## Task description
Every line below that mentions the word "winter" should be copied out.

** Begin Entries supplied **

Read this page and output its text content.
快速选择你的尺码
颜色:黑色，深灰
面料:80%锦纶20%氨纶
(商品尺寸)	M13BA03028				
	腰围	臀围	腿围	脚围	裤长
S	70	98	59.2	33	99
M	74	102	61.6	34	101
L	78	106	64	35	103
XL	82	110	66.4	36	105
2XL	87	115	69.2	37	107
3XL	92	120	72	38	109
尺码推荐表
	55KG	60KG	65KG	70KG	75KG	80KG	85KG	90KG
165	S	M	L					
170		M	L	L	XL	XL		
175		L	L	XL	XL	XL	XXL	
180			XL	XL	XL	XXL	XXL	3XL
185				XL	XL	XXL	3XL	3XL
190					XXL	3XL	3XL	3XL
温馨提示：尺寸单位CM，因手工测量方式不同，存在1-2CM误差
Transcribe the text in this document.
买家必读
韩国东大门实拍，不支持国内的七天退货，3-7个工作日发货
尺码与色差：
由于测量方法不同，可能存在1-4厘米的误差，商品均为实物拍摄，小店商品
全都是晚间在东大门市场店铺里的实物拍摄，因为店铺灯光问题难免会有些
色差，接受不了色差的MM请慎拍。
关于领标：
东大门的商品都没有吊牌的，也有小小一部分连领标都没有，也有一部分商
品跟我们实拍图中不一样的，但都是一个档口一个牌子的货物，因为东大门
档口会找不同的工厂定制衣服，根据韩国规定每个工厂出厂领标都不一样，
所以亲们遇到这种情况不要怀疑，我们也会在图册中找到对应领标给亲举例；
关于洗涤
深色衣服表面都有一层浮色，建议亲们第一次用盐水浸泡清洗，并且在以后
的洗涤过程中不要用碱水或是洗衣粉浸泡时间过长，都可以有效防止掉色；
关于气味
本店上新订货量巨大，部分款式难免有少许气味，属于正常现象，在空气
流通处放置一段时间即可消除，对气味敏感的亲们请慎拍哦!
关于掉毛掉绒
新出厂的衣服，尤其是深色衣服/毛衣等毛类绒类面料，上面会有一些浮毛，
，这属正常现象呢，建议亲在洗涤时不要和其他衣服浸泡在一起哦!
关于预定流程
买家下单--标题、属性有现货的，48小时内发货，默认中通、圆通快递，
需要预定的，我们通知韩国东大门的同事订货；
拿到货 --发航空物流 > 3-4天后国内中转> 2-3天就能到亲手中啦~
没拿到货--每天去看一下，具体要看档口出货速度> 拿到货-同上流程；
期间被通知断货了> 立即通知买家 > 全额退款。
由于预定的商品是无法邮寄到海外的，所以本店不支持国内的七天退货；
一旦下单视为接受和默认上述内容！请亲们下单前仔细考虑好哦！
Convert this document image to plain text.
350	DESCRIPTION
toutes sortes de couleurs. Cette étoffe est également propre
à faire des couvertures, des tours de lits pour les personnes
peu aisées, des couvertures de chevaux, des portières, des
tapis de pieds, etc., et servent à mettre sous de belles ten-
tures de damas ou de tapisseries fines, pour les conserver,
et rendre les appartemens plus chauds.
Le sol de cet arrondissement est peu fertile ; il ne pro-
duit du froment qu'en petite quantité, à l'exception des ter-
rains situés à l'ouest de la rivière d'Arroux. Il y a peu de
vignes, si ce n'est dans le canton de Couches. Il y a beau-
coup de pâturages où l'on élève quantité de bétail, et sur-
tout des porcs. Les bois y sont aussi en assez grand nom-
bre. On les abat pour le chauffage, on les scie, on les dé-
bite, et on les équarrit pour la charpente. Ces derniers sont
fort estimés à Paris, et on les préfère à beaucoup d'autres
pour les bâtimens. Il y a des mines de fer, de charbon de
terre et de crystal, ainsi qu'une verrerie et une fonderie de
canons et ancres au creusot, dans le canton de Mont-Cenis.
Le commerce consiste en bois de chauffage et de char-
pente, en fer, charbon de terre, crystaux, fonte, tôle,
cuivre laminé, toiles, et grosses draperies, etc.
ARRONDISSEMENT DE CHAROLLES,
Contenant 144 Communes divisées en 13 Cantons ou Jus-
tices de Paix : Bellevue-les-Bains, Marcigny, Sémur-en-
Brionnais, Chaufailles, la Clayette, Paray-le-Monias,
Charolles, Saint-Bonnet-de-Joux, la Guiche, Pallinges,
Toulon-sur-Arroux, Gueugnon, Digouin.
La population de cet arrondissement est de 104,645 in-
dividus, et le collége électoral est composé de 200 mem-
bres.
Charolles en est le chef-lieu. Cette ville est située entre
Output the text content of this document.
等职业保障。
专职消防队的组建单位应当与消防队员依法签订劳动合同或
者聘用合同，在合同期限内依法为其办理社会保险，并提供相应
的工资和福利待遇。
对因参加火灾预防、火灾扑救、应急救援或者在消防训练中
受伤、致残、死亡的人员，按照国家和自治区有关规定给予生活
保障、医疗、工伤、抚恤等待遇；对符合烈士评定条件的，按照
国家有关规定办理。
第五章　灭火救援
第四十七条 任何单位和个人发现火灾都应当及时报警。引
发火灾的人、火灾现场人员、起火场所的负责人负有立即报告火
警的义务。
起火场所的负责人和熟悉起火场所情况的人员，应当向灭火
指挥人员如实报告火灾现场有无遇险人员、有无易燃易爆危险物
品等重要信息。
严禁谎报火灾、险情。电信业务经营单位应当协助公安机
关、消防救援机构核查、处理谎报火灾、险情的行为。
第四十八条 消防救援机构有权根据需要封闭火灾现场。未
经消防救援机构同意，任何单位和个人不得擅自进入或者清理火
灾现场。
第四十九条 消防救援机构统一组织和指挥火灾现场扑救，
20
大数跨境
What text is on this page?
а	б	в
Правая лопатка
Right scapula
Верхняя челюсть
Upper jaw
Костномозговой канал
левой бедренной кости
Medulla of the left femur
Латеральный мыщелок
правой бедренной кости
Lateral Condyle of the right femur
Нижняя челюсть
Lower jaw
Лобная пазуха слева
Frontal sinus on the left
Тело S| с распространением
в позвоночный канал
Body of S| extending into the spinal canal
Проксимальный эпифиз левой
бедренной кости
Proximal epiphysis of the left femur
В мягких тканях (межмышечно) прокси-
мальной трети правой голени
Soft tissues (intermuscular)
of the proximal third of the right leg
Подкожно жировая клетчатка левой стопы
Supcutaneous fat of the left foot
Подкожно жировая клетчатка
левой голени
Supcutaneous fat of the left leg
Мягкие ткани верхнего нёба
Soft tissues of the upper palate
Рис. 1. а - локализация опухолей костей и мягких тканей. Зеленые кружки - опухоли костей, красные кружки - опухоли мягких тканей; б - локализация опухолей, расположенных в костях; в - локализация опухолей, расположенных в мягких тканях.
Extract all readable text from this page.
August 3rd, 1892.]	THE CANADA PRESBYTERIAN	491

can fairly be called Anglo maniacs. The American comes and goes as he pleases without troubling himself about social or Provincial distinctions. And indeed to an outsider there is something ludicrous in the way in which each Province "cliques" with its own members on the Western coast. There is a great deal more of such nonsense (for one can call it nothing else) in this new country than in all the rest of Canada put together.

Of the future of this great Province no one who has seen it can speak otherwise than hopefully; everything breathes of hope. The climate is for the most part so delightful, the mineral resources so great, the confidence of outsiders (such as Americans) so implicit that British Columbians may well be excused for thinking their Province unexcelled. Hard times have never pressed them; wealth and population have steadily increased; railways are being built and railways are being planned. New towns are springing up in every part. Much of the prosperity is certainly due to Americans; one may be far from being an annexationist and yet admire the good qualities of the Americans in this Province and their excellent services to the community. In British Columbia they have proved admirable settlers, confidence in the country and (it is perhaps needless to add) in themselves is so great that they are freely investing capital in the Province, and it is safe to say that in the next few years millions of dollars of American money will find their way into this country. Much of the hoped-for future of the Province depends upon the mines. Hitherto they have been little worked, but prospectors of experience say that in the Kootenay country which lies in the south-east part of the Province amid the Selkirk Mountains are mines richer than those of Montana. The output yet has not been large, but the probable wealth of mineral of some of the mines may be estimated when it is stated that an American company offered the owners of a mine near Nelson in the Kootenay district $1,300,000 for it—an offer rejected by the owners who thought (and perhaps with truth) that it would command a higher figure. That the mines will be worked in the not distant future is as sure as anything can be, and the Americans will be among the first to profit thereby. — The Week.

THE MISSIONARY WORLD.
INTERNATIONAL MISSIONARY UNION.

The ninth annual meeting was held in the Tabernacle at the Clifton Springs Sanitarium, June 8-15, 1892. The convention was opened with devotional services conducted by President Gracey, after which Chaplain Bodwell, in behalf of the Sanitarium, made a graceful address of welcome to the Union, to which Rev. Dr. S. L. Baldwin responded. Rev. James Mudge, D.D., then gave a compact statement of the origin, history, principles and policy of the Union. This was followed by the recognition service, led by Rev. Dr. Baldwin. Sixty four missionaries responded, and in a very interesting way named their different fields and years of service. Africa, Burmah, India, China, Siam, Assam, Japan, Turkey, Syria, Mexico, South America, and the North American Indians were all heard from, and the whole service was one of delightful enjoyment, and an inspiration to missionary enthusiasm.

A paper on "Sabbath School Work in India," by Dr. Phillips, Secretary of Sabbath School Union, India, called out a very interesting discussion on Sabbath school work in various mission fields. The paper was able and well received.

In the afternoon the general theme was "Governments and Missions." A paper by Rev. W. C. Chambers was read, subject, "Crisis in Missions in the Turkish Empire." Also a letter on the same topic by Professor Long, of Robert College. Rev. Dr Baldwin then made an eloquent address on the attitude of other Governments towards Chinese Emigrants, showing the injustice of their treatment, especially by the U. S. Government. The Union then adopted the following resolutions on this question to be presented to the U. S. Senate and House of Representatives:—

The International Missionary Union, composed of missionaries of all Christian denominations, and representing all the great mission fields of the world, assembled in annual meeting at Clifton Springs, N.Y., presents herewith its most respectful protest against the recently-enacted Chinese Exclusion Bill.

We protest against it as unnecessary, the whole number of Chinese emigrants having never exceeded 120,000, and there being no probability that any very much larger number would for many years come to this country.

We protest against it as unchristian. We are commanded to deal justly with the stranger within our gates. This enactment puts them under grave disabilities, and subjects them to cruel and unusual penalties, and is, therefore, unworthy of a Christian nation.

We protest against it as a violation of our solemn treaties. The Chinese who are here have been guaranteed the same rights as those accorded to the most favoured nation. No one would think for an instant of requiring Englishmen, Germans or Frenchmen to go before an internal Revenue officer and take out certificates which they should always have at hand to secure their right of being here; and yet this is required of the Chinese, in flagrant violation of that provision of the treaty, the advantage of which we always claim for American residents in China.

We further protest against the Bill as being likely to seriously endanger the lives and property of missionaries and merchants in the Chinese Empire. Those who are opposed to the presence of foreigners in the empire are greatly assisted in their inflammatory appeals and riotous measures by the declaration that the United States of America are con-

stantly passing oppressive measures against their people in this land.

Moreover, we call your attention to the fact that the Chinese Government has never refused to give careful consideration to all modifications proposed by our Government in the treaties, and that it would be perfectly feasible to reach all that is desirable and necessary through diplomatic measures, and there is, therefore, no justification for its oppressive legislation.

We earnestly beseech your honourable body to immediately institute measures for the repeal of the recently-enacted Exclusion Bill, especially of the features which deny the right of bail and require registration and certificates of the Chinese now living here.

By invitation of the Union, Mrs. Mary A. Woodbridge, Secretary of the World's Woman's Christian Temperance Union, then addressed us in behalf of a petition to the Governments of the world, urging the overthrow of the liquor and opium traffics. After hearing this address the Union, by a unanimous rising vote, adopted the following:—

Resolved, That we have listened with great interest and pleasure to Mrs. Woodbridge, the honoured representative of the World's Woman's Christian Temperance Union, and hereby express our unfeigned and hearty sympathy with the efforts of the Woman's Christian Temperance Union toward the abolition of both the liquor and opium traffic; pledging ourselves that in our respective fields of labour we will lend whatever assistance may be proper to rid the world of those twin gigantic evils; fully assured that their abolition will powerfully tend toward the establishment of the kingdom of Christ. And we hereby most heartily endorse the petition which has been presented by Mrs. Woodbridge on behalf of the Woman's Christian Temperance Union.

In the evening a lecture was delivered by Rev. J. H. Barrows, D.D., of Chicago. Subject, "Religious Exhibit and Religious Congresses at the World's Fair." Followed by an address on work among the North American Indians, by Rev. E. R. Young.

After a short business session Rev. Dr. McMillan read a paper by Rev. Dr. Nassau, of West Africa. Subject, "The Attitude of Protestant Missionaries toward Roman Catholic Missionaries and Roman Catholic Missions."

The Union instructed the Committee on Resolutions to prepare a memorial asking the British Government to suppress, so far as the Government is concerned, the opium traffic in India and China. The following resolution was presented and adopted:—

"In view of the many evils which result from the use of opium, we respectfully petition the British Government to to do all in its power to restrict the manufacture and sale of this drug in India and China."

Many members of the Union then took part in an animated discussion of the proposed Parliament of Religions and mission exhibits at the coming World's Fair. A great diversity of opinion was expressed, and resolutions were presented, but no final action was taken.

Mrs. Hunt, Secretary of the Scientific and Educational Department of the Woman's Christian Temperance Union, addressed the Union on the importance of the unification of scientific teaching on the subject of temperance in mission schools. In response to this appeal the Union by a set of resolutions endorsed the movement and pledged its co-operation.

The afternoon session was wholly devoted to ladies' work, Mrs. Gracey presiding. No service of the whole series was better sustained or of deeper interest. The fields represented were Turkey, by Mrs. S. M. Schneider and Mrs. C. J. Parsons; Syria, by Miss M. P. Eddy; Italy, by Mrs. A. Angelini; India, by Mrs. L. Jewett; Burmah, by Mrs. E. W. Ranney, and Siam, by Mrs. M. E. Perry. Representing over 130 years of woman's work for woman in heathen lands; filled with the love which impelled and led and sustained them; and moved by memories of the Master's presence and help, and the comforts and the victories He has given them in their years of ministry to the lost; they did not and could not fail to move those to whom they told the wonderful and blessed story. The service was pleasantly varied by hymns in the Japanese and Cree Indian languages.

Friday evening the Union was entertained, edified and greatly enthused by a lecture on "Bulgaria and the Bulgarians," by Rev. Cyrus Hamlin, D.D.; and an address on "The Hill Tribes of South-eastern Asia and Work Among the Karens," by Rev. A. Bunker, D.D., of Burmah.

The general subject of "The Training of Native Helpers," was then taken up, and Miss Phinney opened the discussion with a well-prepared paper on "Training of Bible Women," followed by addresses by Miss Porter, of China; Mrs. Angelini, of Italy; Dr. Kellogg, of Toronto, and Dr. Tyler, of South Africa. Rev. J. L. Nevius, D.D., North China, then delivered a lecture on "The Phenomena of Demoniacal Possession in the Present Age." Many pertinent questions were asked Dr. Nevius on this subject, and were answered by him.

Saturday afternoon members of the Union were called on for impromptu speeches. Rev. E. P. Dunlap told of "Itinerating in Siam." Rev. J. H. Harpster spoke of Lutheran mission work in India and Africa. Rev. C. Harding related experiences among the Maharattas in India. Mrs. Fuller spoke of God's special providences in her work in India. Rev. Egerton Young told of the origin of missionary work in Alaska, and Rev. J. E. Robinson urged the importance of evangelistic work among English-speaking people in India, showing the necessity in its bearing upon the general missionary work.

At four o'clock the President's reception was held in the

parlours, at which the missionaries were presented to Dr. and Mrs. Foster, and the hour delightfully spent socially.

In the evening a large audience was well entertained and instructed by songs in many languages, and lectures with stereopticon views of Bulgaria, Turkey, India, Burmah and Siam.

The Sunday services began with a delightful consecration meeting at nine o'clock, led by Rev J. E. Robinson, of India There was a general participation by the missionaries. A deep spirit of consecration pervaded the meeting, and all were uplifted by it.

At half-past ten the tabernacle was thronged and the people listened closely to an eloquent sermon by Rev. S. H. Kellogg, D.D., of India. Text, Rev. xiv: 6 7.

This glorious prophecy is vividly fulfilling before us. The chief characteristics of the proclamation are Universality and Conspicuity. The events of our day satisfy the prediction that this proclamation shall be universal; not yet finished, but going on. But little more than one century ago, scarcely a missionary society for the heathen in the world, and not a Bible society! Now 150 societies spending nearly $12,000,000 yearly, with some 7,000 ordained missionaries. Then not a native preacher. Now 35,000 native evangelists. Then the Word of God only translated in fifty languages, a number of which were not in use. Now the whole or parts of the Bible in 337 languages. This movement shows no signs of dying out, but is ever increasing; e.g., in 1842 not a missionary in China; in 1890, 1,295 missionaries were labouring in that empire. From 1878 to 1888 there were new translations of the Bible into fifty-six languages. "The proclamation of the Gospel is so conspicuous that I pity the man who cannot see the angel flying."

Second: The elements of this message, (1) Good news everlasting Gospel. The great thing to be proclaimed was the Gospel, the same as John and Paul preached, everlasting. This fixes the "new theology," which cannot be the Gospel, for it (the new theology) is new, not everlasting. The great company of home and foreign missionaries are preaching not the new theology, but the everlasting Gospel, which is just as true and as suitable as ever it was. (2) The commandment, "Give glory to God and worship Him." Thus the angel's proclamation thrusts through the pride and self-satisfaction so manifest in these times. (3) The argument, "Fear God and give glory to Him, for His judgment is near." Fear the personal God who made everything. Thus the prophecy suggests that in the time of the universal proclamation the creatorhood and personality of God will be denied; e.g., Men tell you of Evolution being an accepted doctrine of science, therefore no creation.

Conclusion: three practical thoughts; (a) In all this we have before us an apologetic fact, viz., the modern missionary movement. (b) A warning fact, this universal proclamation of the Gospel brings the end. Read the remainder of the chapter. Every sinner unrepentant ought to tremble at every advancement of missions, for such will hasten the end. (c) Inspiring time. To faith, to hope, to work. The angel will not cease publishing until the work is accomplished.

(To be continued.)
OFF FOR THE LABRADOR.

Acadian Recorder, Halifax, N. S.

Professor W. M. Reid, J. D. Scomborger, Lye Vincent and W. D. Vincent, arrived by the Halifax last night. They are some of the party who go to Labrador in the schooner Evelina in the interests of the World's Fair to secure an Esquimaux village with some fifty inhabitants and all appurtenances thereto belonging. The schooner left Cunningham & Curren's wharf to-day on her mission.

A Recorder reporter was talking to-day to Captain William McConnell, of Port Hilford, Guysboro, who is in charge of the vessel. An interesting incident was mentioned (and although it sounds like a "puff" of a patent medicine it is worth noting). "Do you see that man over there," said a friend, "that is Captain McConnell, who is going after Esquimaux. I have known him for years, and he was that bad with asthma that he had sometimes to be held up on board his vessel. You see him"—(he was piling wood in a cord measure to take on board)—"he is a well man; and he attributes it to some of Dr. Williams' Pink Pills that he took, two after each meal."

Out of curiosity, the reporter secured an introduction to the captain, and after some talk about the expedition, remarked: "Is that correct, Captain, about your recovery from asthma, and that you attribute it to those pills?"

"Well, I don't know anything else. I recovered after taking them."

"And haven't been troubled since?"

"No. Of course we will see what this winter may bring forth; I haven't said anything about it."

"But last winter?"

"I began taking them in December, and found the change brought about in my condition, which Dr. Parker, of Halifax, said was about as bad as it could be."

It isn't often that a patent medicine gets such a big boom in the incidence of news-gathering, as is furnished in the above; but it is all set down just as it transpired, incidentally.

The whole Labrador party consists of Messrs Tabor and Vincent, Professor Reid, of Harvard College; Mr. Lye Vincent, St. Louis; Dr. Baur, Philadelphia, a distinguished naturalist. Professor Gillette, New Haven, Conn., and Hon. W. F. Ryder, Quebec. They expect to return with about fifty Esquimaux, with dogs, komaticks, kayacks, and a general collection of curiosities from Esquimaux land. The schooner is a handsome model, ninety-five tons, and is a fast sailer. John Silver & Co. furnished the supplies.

** End Entries supplied **

## Exercise answer
"No. Of course we will see what this winter may bring forth; I haven't said anything about it."
"But last winter?"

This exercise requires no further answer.